◆ Requirement:
Copy the listing verbatim, excluding any images found in it.

Saved data entries:

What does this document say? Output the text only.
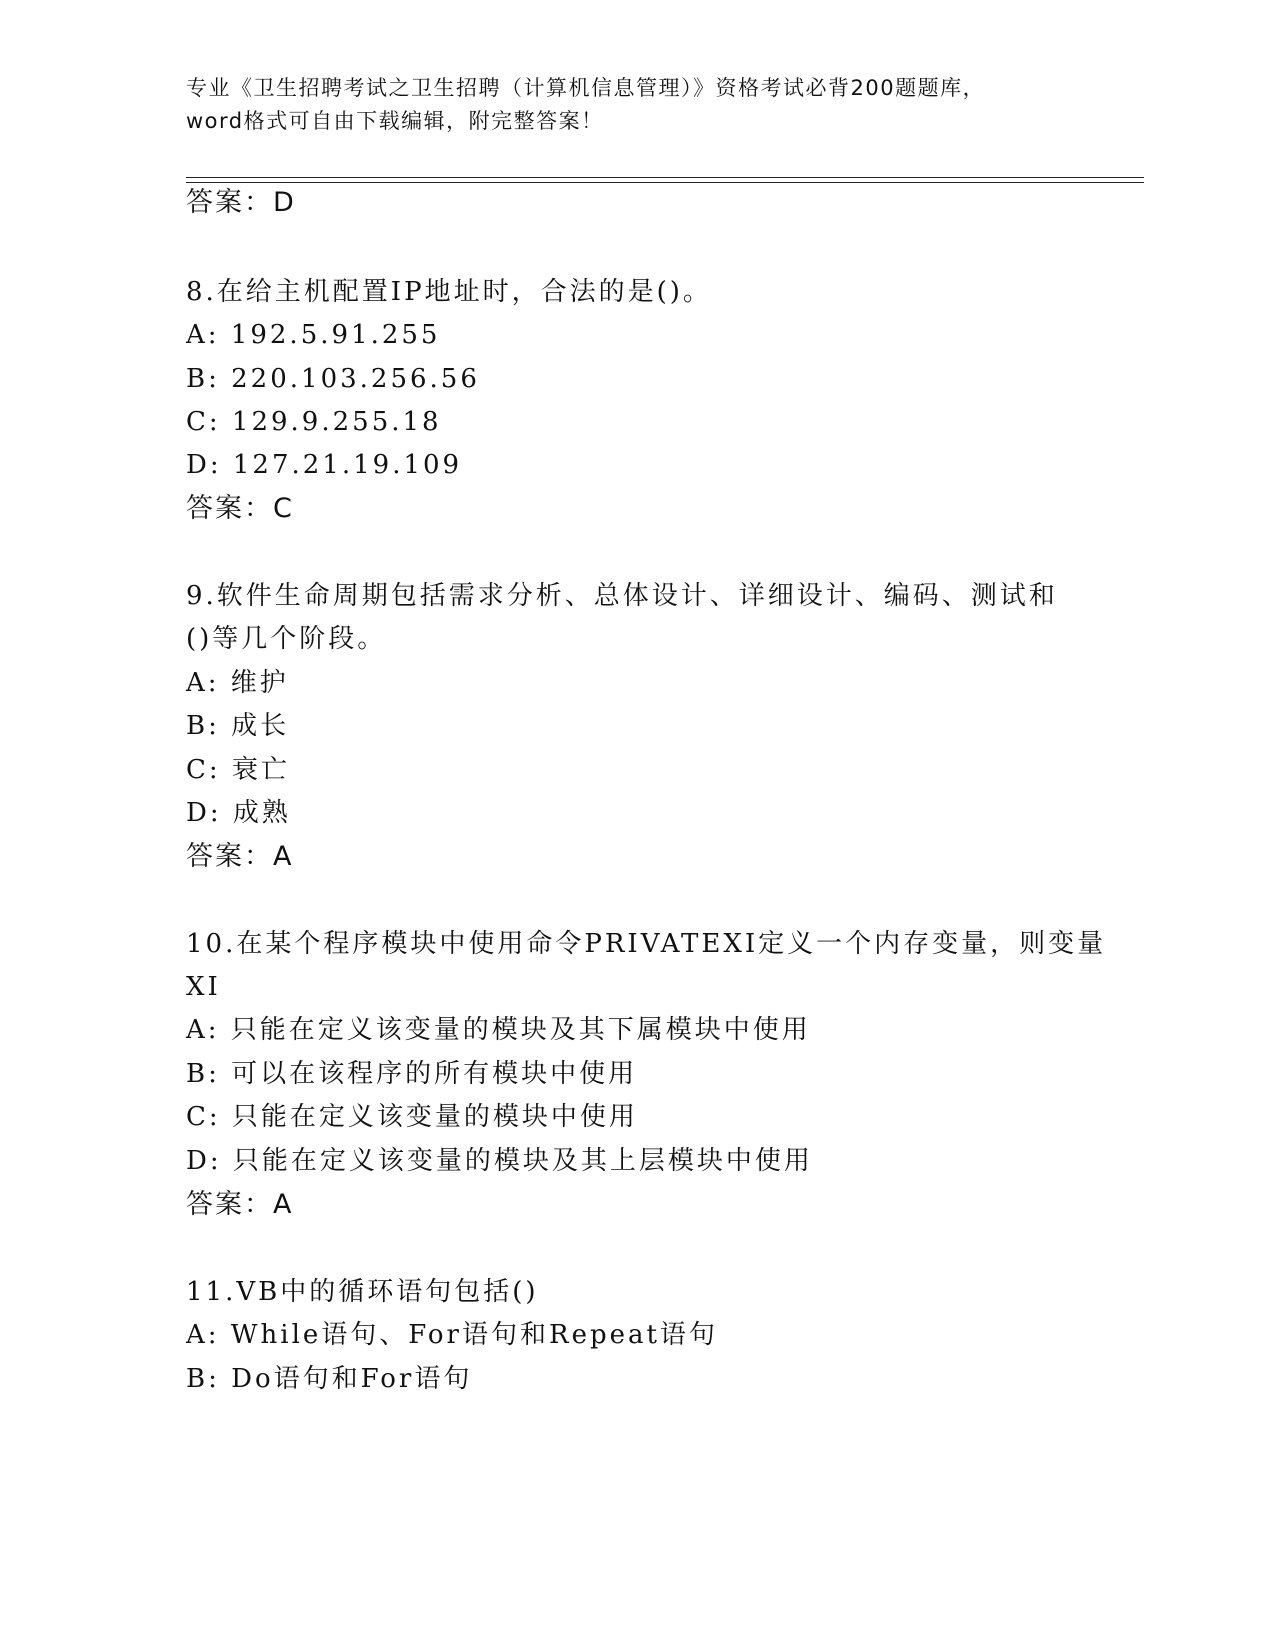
专业《卫生招聘考试之卫生招聘（计算机信息管理）》资格考试必背200题题库，
word格式可自由下载编辑，附完整答案！
答案：D
8.在给主机配置IP地址时，合法的是()。
A: 192.5.91.255
B: 220.103.256.56
C: 129.9.255.18
D: 127.21.19.109
答案：C
9.软件生命周期包括需求分析、总体设计、详细设计、编码、测试和
()等几个阶段。
A: 维护
B: 成长
C: 衰亡
D: 成熟
答案：A
10.在某个程序模块中使用命令PRIVATEXI定义一个内存变量，则变量
XI
A: 只能在定义该变量的模块及其下属模块中使用
B: 可以在该程序的所有模块中使用
C: 只能在定义该变量的模块中使用
D: 只能在定义该变量的模块及其上层模块中使用
答案：A
11.VB中的循环语句包括()
A: While语句、For语句和Repeat语句
B: Do语句和For语句
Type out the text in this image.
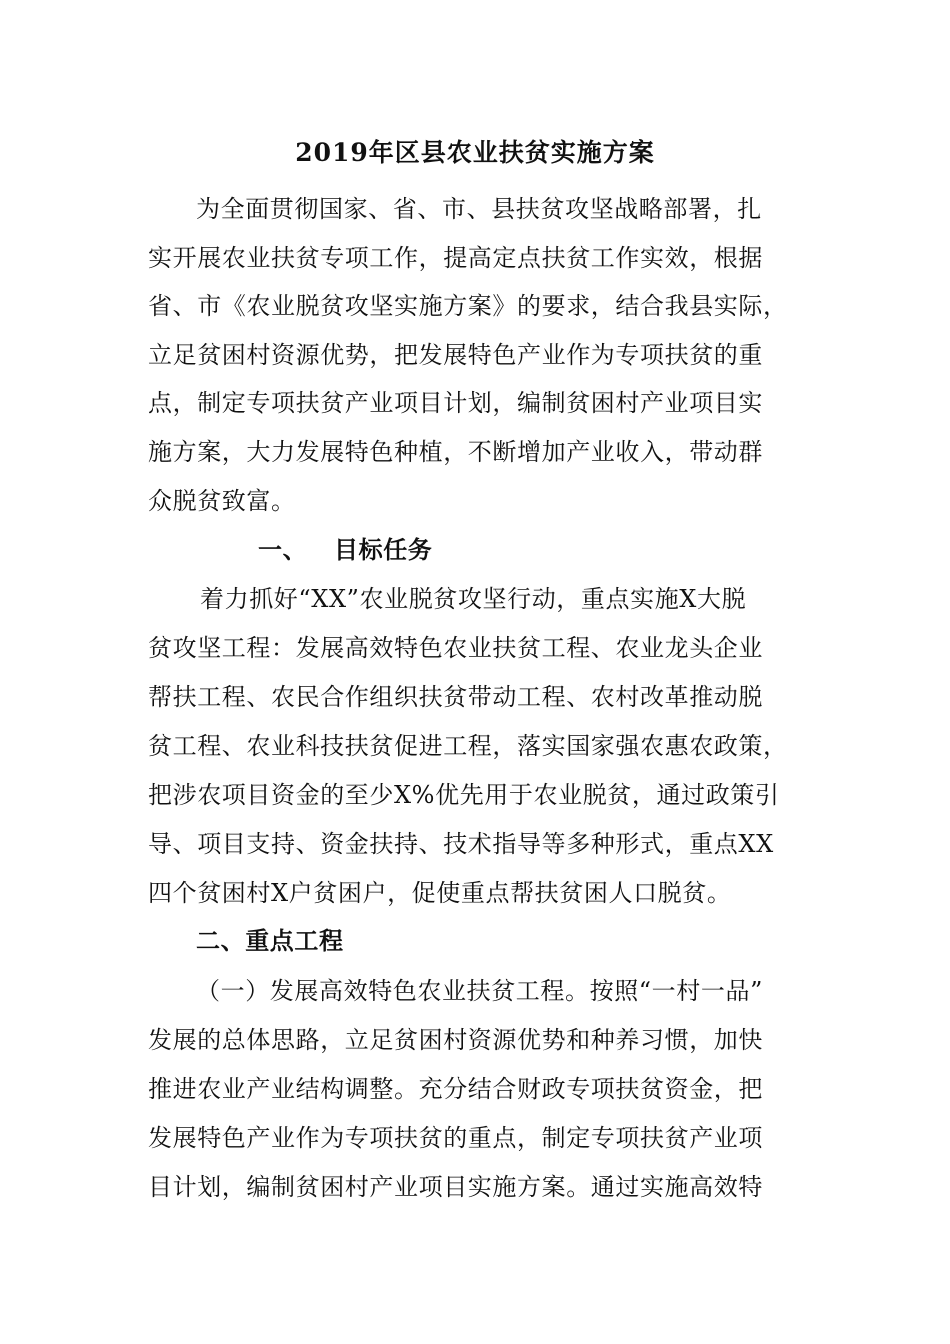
2019年区县农业扶贫实施方案
为全面贯彻国家、省、市、县扶贫攻坚战略部署，扎
实开展农业扶贫专项工作，提高定点扶贫工作实效，根据
省、市《农业脱贫攻坚实施方案》的要求，结合我县实际，
立足贫困村资源优势，把发展特色产业作为专项扶贫的重
点，制定专项扶贫产业项目计划，编制贫困村产业项目实
施方案，大力发展特色种植，不断增加产业收入，带动群
众脱贫致富。
一、 目标任务
着力抓好“XX”农业脱贫攻坚行动，重点实施X大脱
贫攻坚工程：发展高效特色农业扶贫工程、农业龙头企业
帮扶工程、农民合作组织扶贫带动工程、农村改革推动脱
贫工程、农业科技扶贫促进工程，落实国家强农惠农政策，
把涉农项目资金的至少X%优先用于农业脱贫，通过政策引
导、项目支持、资金扶持、技术指导等多种形式，重点XX
四个贫困村X户贫困户，促使重点帮扶贫困人口脱贫。
二、重点工程
（一）发展高效特色农业扶贫工程。按照“一村一品”
发展的总体思路，立足贫困村资源优势和种养习惯，加快
推进农业产业结构调整。充分结合财政专项扶贫资金，把
发展特色产业作为专项扶贫的重点，制定专项扶贫产业项
目计划，编制贫困村产业项目实施方案。通过实施高效特
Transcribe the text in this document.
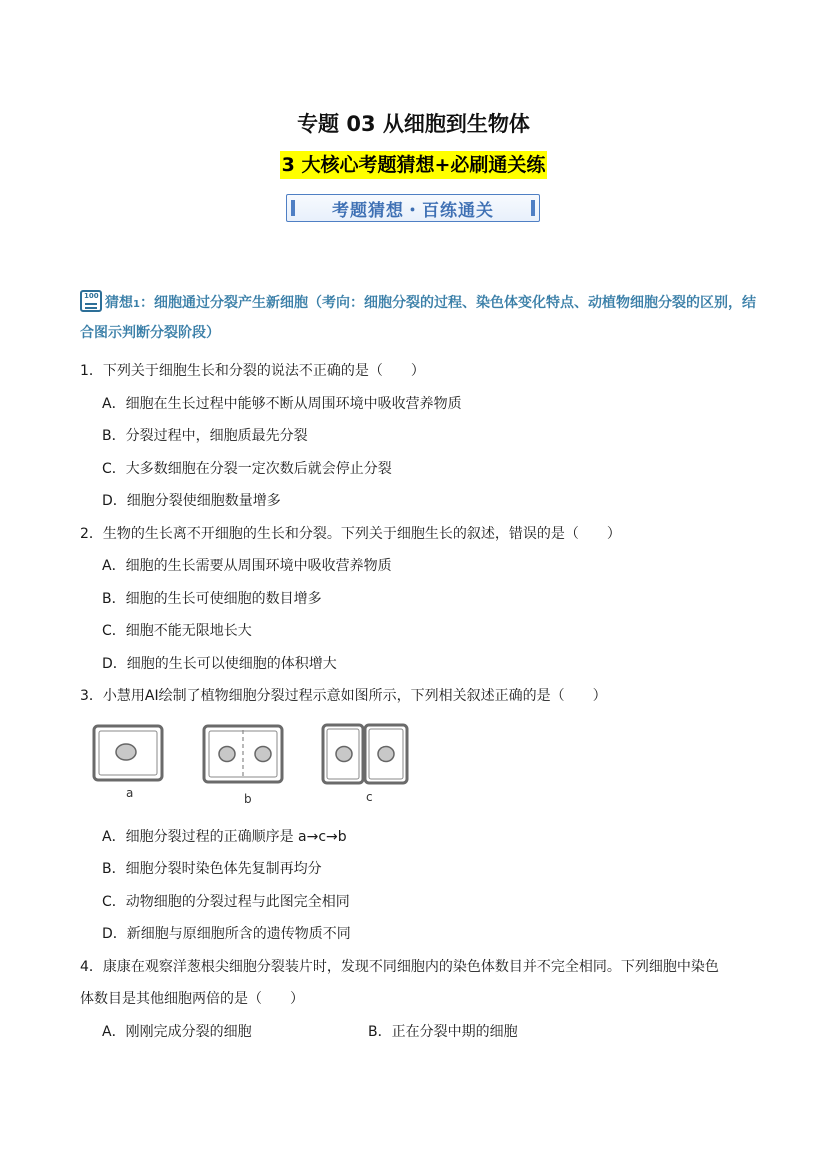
专题 03 从细胞到生物体
3 大核心考题猜想+必刷通关练
考题猜想・百练通关
100猜想1：细胞通过分裂产生新细胞（考向：细胞分裂的过程、染色体变化特点、动植物细胞分裂的区别，结合图示判断分裂阶段）
1．下列关于细胞生长和分裂的说法不正确的是（　　）
A．细胞在生长过程中能够不断从周围环境中吸收营养物质
B．分裂过程中，细胞质最先分裂
C．大多数细胞在分裂一定次数后就会停止分裂
D．细胞分裂使细胞数量增多
2．生物的生长离不开细胞的生长和分裂。下列关于细胞生长的叙述，错误的是（　　）
A．细胞的生长需要从周围环境中吸收营养物质
B．细胞的生长可使细胞的数目增多
C．细胞不能无限地长大
D．细胞的生长可以使细胞的体积增大
3．小慧用AI绘制了植物细胞分裂过程示意如图所示，下列相关叙述正确的是（　　）
a	b	c
A．细胞分裂过程的正确顺序是 a→c→b
B．细胞分裂时染色体先复制再均分
C．动物细胞的分裂过程与此图完全相同
D．新细胞与原细胞所含的遗传物质不同
4．康康在观察洋葱根尖细胞分裂装片时，发现不同细胞内的染色体数目并不完全相同。下列细胞中染色
体数目是其他细胞两倍的是（　　）
A．刚刚完成分裂的细胞	B．正在分裂中期的细胞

◆ Result of this task:
What does this document say? Output the text only.
专业《卫生招聘考试之卫生招聘（计算机信息管理）》资格考试必背200题题库，
word格式可自由下载编辑，附完整答案！
答案：D
8.在给主机配置IP地址时，合法的是()。
A: 192.5.91.255
B: 220.103.256.56
C: 129.9.255.18
D: 127.21.19.109
答案：C
9.软件生命周期包括需求分析、总体设计、详细设计、编码、测试和
()等几个阶段。
A: 维护
B: 成长
C: 衰亡
D: 成熟
答案：A
10.在某个程序模块中使用命令PRIVATEXI定义一个内存变量，则变量
XI
A: 只能在定义该变量的模块及其下属模块中使用
B: 可以在该程序的所有模块中使用
C: 只能在定义该变量的模块中使用
D: 只能在定义该变量的模块及其上层模块中使用
答案：A
11.VB中的循环语句包括()
A: While语句、For语句和Repeat语句
B: Do语句和For语句
Type out the text in this image.
2019年区县农业扶贫实施方案
为全面贯彻国家、省、市、县扶贫攻坚战略部署，扎
实开展农业扶贫专项工作，提高定点扶贫工作实效，根据
省、市《农业脱贫攻坚实施方案》的要求，结合我县实际，
立足贫困村资源优势，把发展特色产业作为专项扶贫的重
点，制定专项扶贫产业项目计划，编制贫困村产业项目实
施方案，大力发展特色种植，不断增加产业收入，带动群
众脱贫致富。
一、 目标任务
着力抓好“XX”农业脱贫攻坚行动，重点实施X大脱
贫攻坚工程：发展高效特色农业扶贫工程、农业龙头企业
帮扶工程、农民合作组织扶贫带动工程、农村改革推动脱
贫工程、农业科技扶贫促进工程，落实国家强农惠农政策，
把涉农项目资金的至少X%优先用于农业脱贫，通过政策引
导、项目支持、资金扶持、技术指导等多种形式，重点XX
四个贫困村X户贫困户，促使重点帮扶贫困人口脱贫。
二、重点工程
（一）发展高效特色农业扶贫工程。按照“一村一品”
发展的总体思路，立足贫困村资源优势和种养习惯，加快
推进农业产业结构调整。充分结合财政专项扶贫资金，把
发展特色产业作为专项扶贫的重点，制定专项扶贫产业项
目计划，编制贫困村产业项目实施方案。通过实施高效特
Transcribe the text in this document.
专题 03 从细胞到生物体
3 大核心考题猜想+必刷通关练
考题猜想・百练通关
100猜想1：细胞通过分裂产生新细胞（考向：细胞分裂的过程、染色体变化特点、动植物细胞分裂的区别，结合图示判断分裂阶段）
1．下列关于细胞生长和分裂的说法不正确的是（　　）
A．细胞在生长过程中能够不断从周围环境中吸收营养物质
B．分裂过程中，细胞质最先分裂
C．大多数细胞在分裂一定次数后就会停止分裂
D．细胞分裂使细胞数量增多
2．生物的生长离不开细胞的生长和分裂。下列关于细胞生长的叙述，错误的是（　　）
A．细胞的生长需要从周围环境中吸收营养物质
B．细胞的生长可使细胞的数目增多
C．细胞不能无限地长大
D．细胞的生长可以使细胞的体积增大
3．小慧用AI绘制了植物细胞分裂过程示意如图所示，下列相关叙述正确的是（　　）
a	b	c
A．细胞分裂过程的正确顺序是 a→c→b
B．细胞分裂时染色体先复制再均分
C．动物细胞的分裂过程与此图完全相同
D．新细胞与原细胞所含的遗传物质不同
4．康康在观察洋葱根尖细胞分裂装片时，发现不同细胞内的染色体数目并不完全相同。下列细胞中染色
体数目是其他细胞两倍的是（　　）
A．刚刚完成分裂的细胞	B．正在分裂中期的细胞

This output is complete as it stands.